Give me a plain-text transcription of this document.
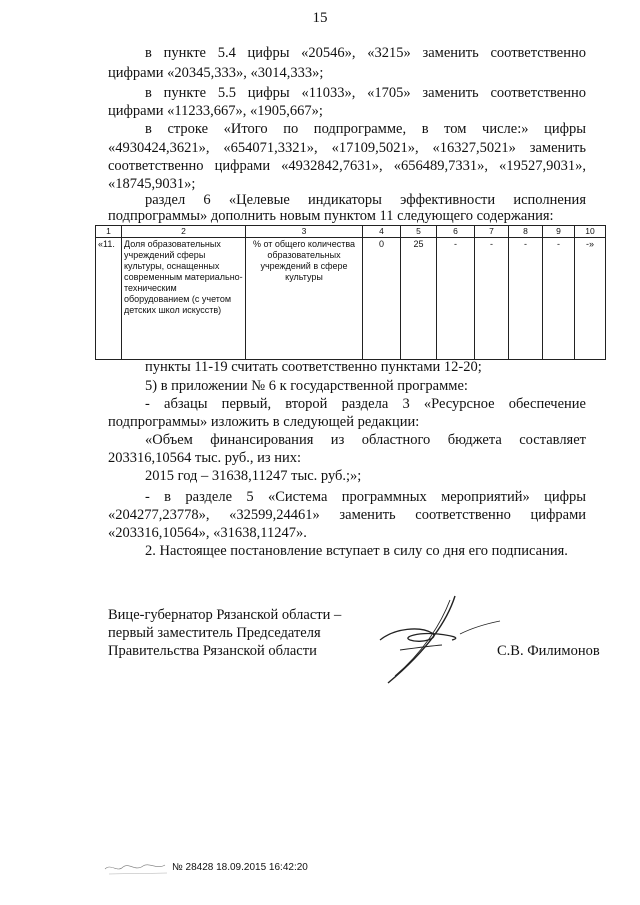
15
в пункте 5.4 цифры «20546», «3215» заменить соответственно
цифрами «20345,333», «3014,333»;
в пункте 5.5 цифры «11033», «1705» заменить соответственно
цифрами «11233,667», «1905,667»;
в строке «Итого по подпрограмме, в том числе:» цифры
«4930424,3621», «654071,3321», «17109,5021», «16327,5021» заменить
соответственно цифрами «4932842,7631», «656489,7331», «19527,9031»,
«18745,9031»;
раздел 6 «Целевые индикаторы эффективности исполнения
подпрограммы» дополнить новым пунктом 11 следующего содержания:
1	2	3	4	5	6	7	8	9	10
«11.	Доля образовательных учреждений сферы культуры, оснащенных современным материально-техническим оборудованием (с учетом детских школ искусств)	% от общего количества образовательных учреждений в сфере культуры	0	25	-	-	-	-	-»
пункты 11-19 считать соответственно пунктами 12-20;
5) в приложении № 6 к государственной программе:
- абзацы первый, второй раздела 3 «Ресурсное обеспечение
подпрограммы» изложить в следующей редакции:
«Объем финансирования из областного бюджета составляет
203316,10564 тыс. руб., из них:
2015 год – 31638,11247 тыс. руб.;»;
- в разделе 5 «Система программных мероприятий» цифры
«204277,23778», «32599,24461» заменить соответственно цифрами
«203316,10564», «31638,11247».
2. Настоящее постановление вступает в силу со дня его подписания.
Вице-губернатор Рязанской области –
первый заместитель Председателя
Правительства Рязанской области	С.В. Филимонов
№ 28428 18.09.2015 16:42:20
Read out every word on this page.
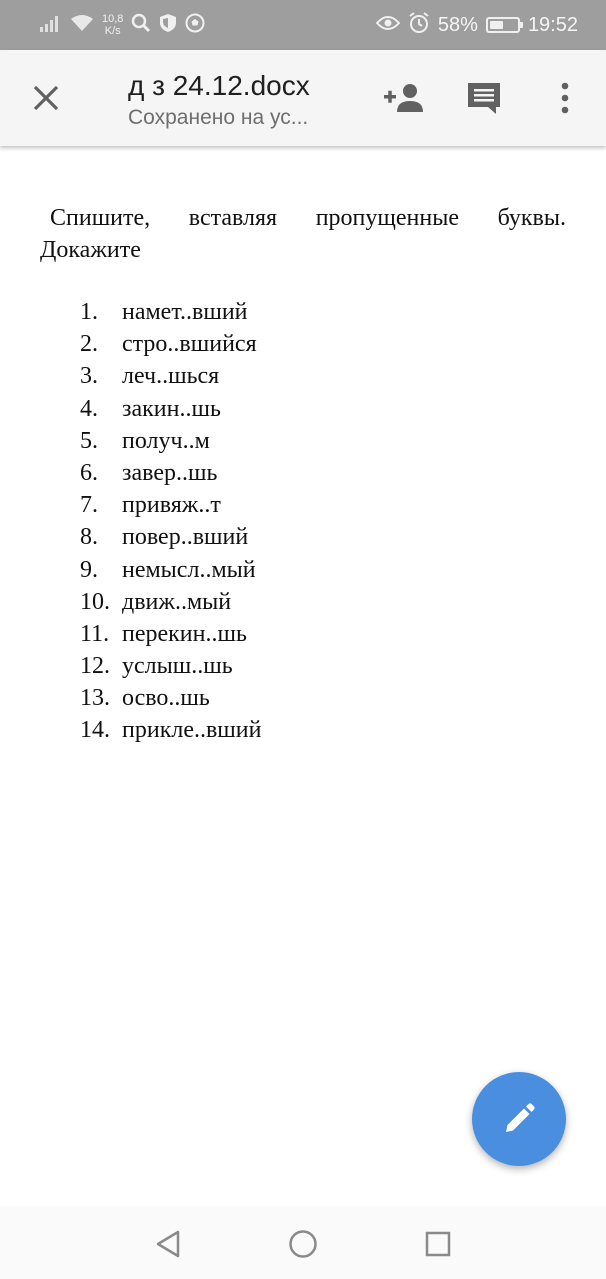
10,8
K/s	58%	19:52
д з 24.12.docx
Сохранено на ус...
Спишите, вставляя пропущенные буквы.
Докажите
1.	намет..вший
2.	стро..вшийся
3.	леч..шься
4.	закин..шь
5.	получ..м
6.	завер..шь
7.	привяж..т
8.	повер..вший
9.	немысл..мый
10. движ..мый
11. перекин..шь
12. услыш..шь
13. осво..шь
14. прикле..вший
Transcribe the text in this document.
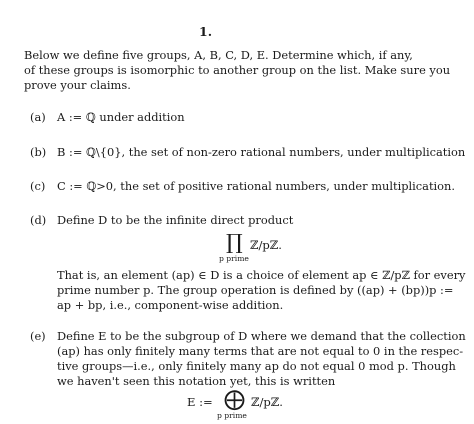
1.
Below we define five groups, A, B, C, D, E. Determine which, if any,
of these groups is isomorphic to another group on the list. Make sure you
prove your claims.
(a) A := ℚ under addition
(b) B := ℚ\{0}, the set of non-zero rational numbers, under multiplication
(c) C := ℚ>0, the set of positive rational numbers, under multiplication.
(d) Define D to be the infinite direct product
∏ ℤ/pℤ.
p prime
That is, an element (ap) ∈ D is a choice of element ap ∈ ℤ/pℤ for every
prime number p. The group operation is defined by ((ap) + (bp))p :=
ap + bp, i.e., component-wise addition.
(e) Define E to be the subgroup of D where we demand that the collection
(ap) has only finitely many terms that are not equal to 0 in the respec-
tive groups—i.e., only finitely many ap do not equal 0 mod p. Though
we haven't seen this notation yet, this is written
E := ⨁ ℤ/pℤ.
p prime
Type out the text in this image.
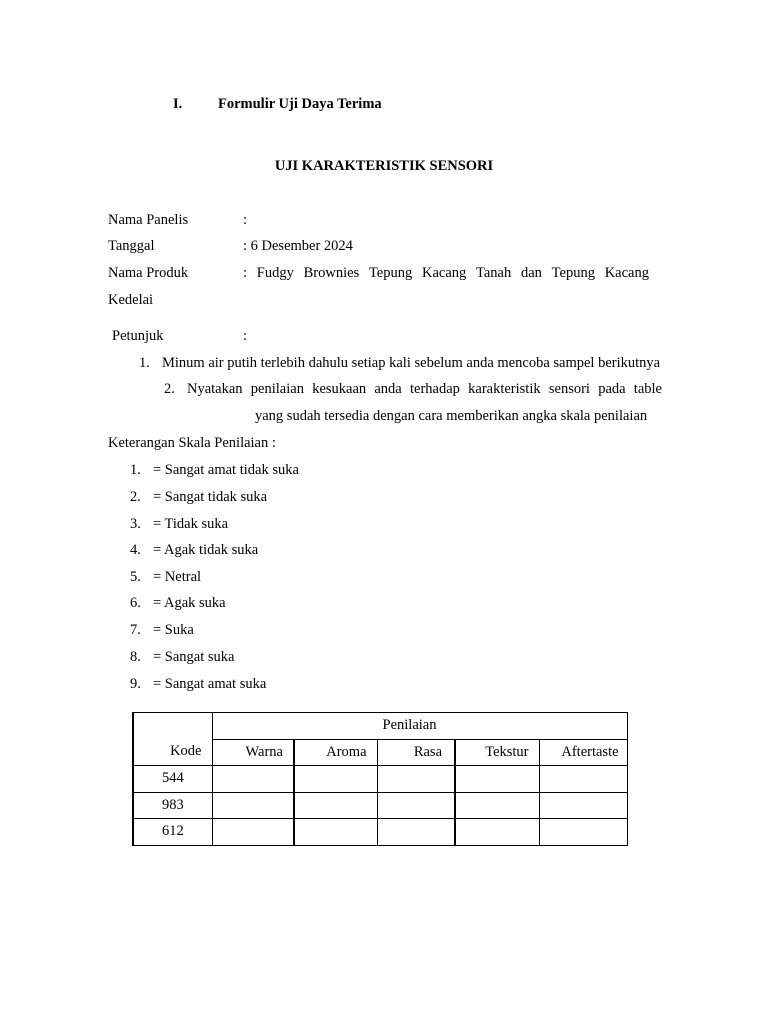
I. Formulir Uji Daya Terima
UJI KARAKTERISTIK SENSORI
Nama Panelis	:
Tanggal	: 6 Desember 2024
Nama Produk	: Fudgy Brownies Tepung Kacang Tanah dan Tepung Kacang
Kedelai
Petunjuk	:
1. Minum air putih terlebih dahulu setiap kali sebelum anda mencoba sampel berikutnya
2. Nyatakan penilaian kesukaan anda terhadap karakteristik sensori pada table
yang sudah tersedia dengan cara memberikan angka skala penilaian
Keterangan Skala Penilaian :
1. = Sangat amat tidak suka
2. = Sangat tidak suka
3. = Tidak suka
4. = Agak tidak suka
5. = Netral
6. = Agak suka
7. = Suka
8. = Sangat suka
9. = Sangat amat suka
Kode	Penilaian				
	Warna	Aroma	Rasa	Tekstur	Aftertaste
544					
983					
612					
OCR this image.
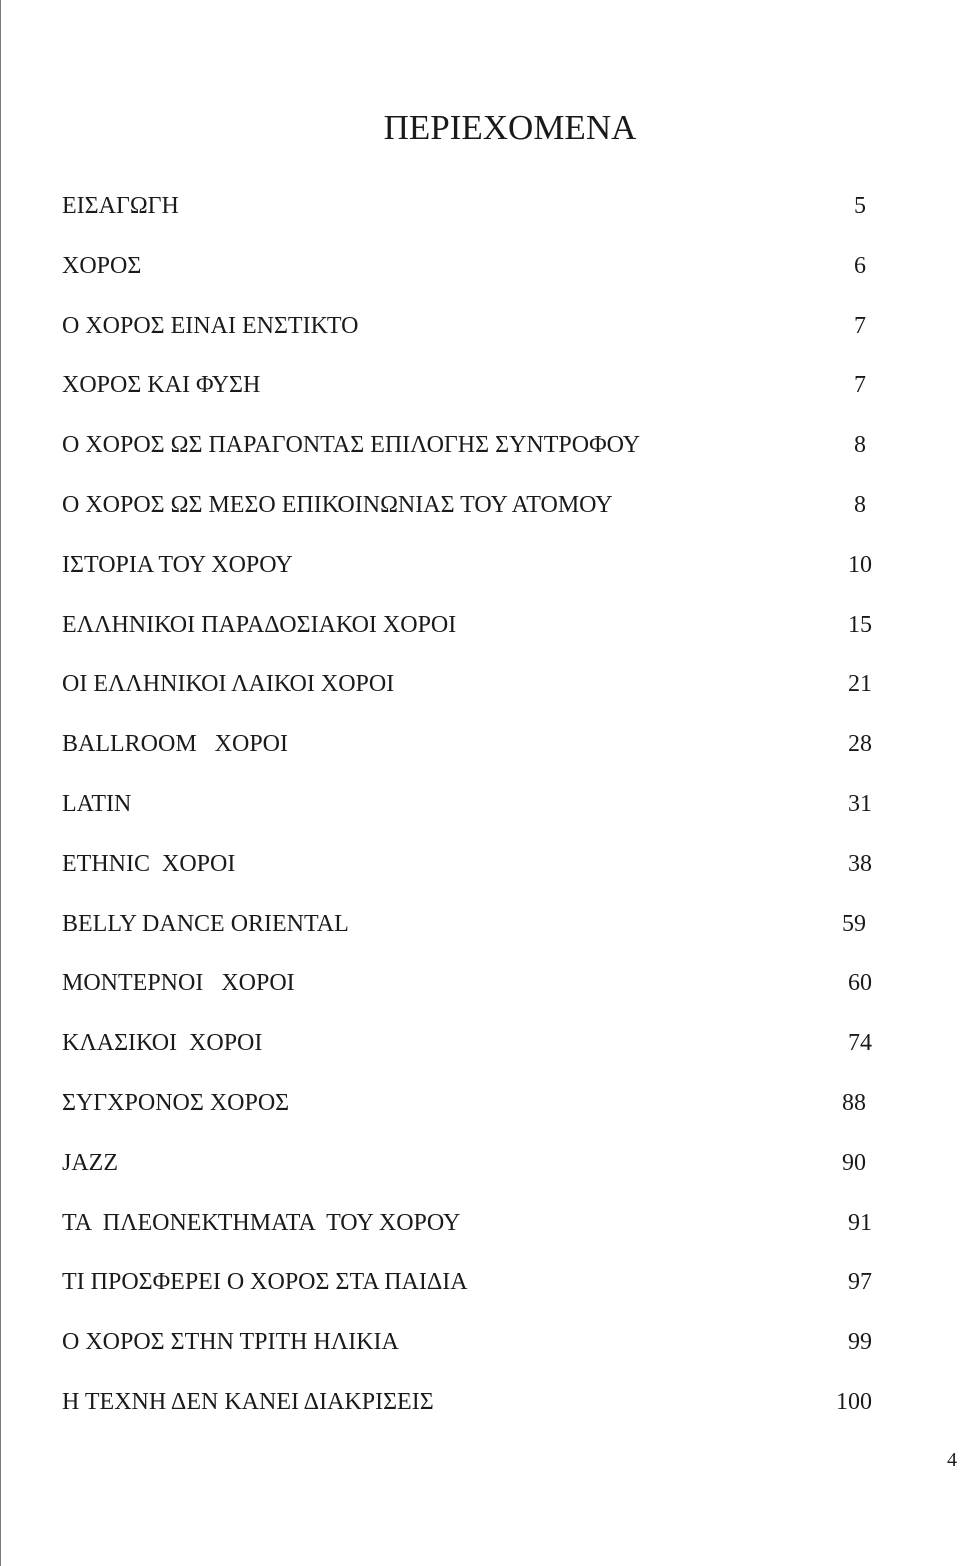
ΠΕΡΙΕΧΟΜΕΝΑ
ΕΙΣΑΓΩΓΗ	5
ΧΟΡΟΣ	6
Ο ΧΟΡΟΣ ΕΙΝΑΙ ΕΝΣΤΙΚΤΟ	7
ΧΟΡΟΣ ΚΑΙ ΦΥΣΗ	7
Ο ΧΟΡΟΣ ΩΣ ΠΑΡΑΓΟΝΤΑΣ ΕΠΙΛΟΓΗΣ ΣΥΝΤΡΟΦΟΥ	8
Ο ΧΟΡΟΣ ΩΣ ΜΕΣΟ ΕΠΙΚΟΙΝΩΝΙΑΣ ΤΟΥ ΑΤΟΜΟΥ	8
ΙΣΤΟΡΙΑ ΤΟΥ ΧΟΡΟΥ	10
ΕΛΛΗΝΙΚΟΙ ΠΑΡΑΔΟΣΙΑΚΟΙ ΧΟΡΟΙ	15
ΟΙ ΕΛΛΗΝΙΚΟΙ ΛΑΙΚΟΙ ΧΟΡΟΙ	21
BALLROOM   ΧΟΡΟΙ	28
LATIN	31
ETHNIC  ΧΟΡΟΙ	38
BELLY DANCE ORIENTAL	59
ΜΟΝΤΕΡΝΟΙ   ΧΟΡΟΙ	60
ΚΛΑΣΙΚΟΙ  ΧΟΡΟΙ	74
ΣΥΓΧΡΟΝΟΣ ΧΟΡΟΣ	88
JAZZ	90
ΤΑ  ΠΛΕΟΝΕΚΤΗΜΑΤΑ  ΤΟΥ ΧΟΡΟΥ	91
ΤΙ ΠΡΟΣΦΕΡΕΙ Ο ΧΟΡΟΣ ΣΤΑ ΠΑΙΔΙΑ	97
Ο ΧΟΡΟΣ ΣΤΗΝ ΤΡΙΤΗ ΗΛΙΚΙΑ	99
Η ΤΕΧΝΗ ΔΕΝ ΚΑΝΕΙ ΔΙΑΚΡΙΣΕΙΣ	100
4
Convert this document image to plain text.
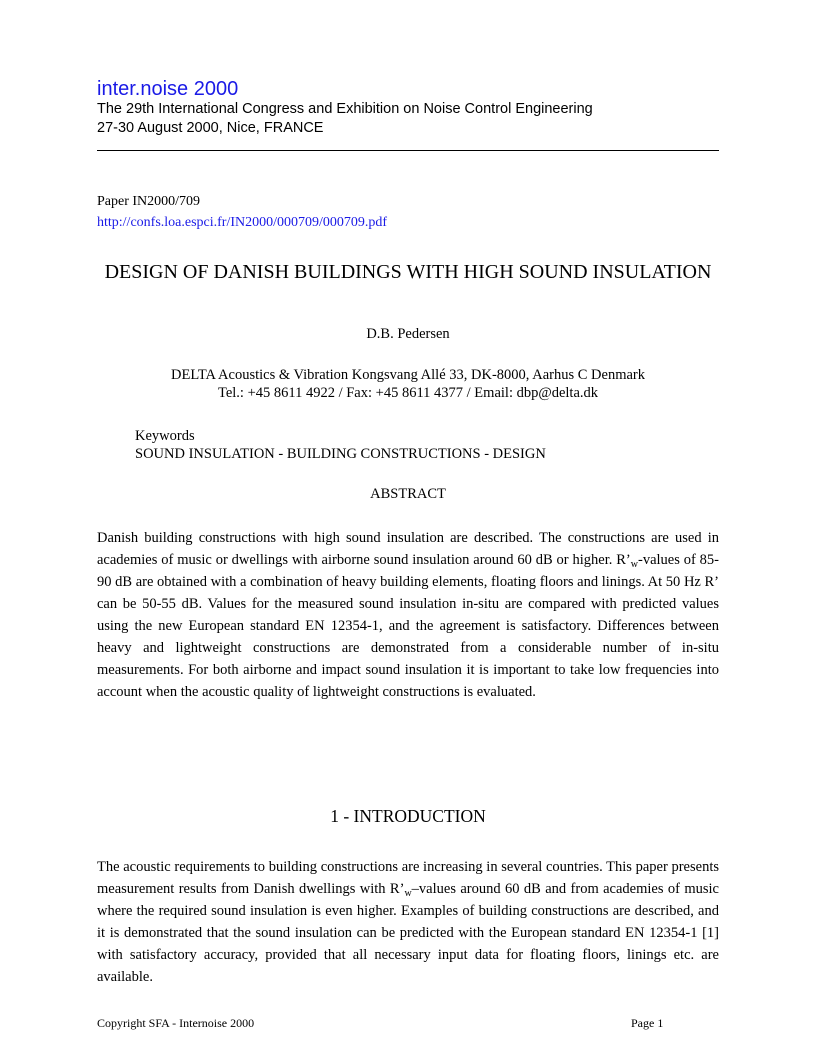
inter.noise 2000
The 29th International Congress and Exhibition on Noise Control Engineering
27-30 August 2000, Nice, FRANCE
Paper IN2000/709
http://confs.loa.espci.fr/IN2000/000709/000709.pdf
DESIGN OF DANISH BUILDINGS WITH HIGH SOUND INSULATION
D.B. Pedersen
DELTA Acoustics & Vibration Kongsvang Allé 33, DK-8000, Aarhus C Denmark
Tel.: +45 8611 4922 / Fax: +45 8611 4377 / Email: dbp@delta.dk
Keywords
SOUND INSULATION - BUILDING CONSTRUCTIONS - DESIGN
ABSTRACT
Danish building constructions with high sound insulation are described. The constructions are used in academies of music or dwellings with airborne sound insulation around 60 dB or higher. $R’_w$-values of 85-90 dB are obtained with a combination of heavy building elements, floating floors and linings. At 50 Hz R’ can be 50-55 dB. Values for the measured sound insulation in-situ are compared with predicted values using the new European standard EN 12354-1, and the agreement is satisfactory. Differences between heavy and lightweight constructions are demonstrated from a considerable number of in-situ measurements. For both airborne and impact sound insulation it is important to take low frequencies into account when the acoustic quality of lightweight constructions is evaluated.
1 - INTRODUCTION
The acoustic requirements to building constructions are increasing in several countries. This paper presents measurement results from Danish dwellings with $R’_w$–values around 60 dB and from academies of music where the required sound insulation is even higher. Examples of building constructions are described, and it is demonstrated that the sound insulation can be predicted with the European standard EN 12354-1 [1] with satisfactory accuracy, provided that all necessary input data for floating floors, linings etc. are available.
Copyright SFA - Internoise 2000	Page 1
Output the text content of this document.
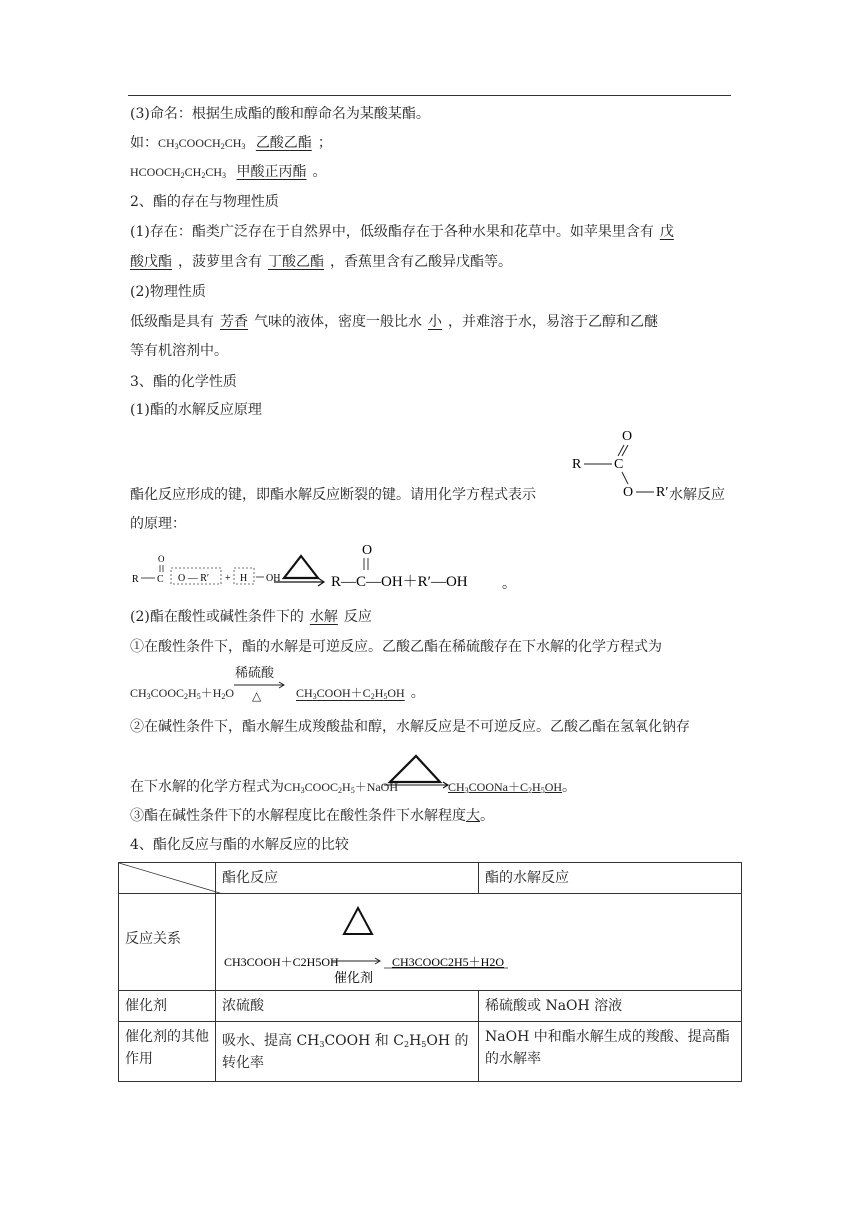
(3)命名：根据生成酯的酸和醇命名为某酸某酯。
如：$CH_3COOCH_2CH_3$ 乙酸乙酯 ；
$HCOOCH_2CH_2CH_3$ 甲酸正丙酯 。
2、酯的存在与物理性质
(1)存在：酯类广泛存在于自然界中，低级酯存在于各种水果和花草中。如苹果里含有 戊
酸戊酯 ，菠萝里含有 丁酸乙酯 ，香蕉里含有乙酸异戊酯等。
(2)物理性质
低级酯是具有 芳香 气味的液体，密度一般比水 小 ，并难溶于水，易溶于乙醇和乙醚
等有机溶剂中。
3、酯的化学性质
(1)酯的水解反应原理
O
R C
O R′
酯化反应形成的键，即酯水解反应断裂的键。请用化学方程式表示	水解反应
的原理：
O
R C O — R′ + H OH
O
R—C—OH＋R′—OH 。
(2)酯在酸性或碱性条件下的 水解 反应
①在酸性条件下，酯的水解是可逆反应。乙酸乙酯在稀硫酸存在下水解的化学方程式为
$CH_3COOC_2H_5+H_2O$
稀硫酸
△	$CH_3COOH+C_2H_5OH$ 。
②在碱性条件下，酯水解生成羧酸盐和醇，水解反应是不可逆反应。乙酸乙酯在氢氧化钠存
在下水解的化学方程式为$CH_3COOC_2H_5+NaOH$	$CH_3COONa+C_2H_5OH$。
③酯在碱性条件下的水解程度比在酸性条件下水解程度大。
4、酯化反应与酯的水解反应的比较
	酯化反应	酯的水解反应
反应关系	CH3COOH＋C2H5OH
催化剂
CH3COOC2H5＋H2O	

催化剂	浓硫酸	稀硫酸或 NaOH 溶液
催化剂的其他作用	吸水、提高 $CH_3COOH$ 和 $C_2H_5OH$ 的转化率	NaOH 中和酯水解生成的羧酸、提高酯的水解率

·····

◆ **Work to complete**: Which lines contain "DESIGN"? Copy each of them.

◆ **Reply**:
DESIGN OF DANISH BUILDINGS WITH HIGH SOUND INSULATION
SOUND INSULATION - BUILDING CONSTRUCTIONS - DESIGN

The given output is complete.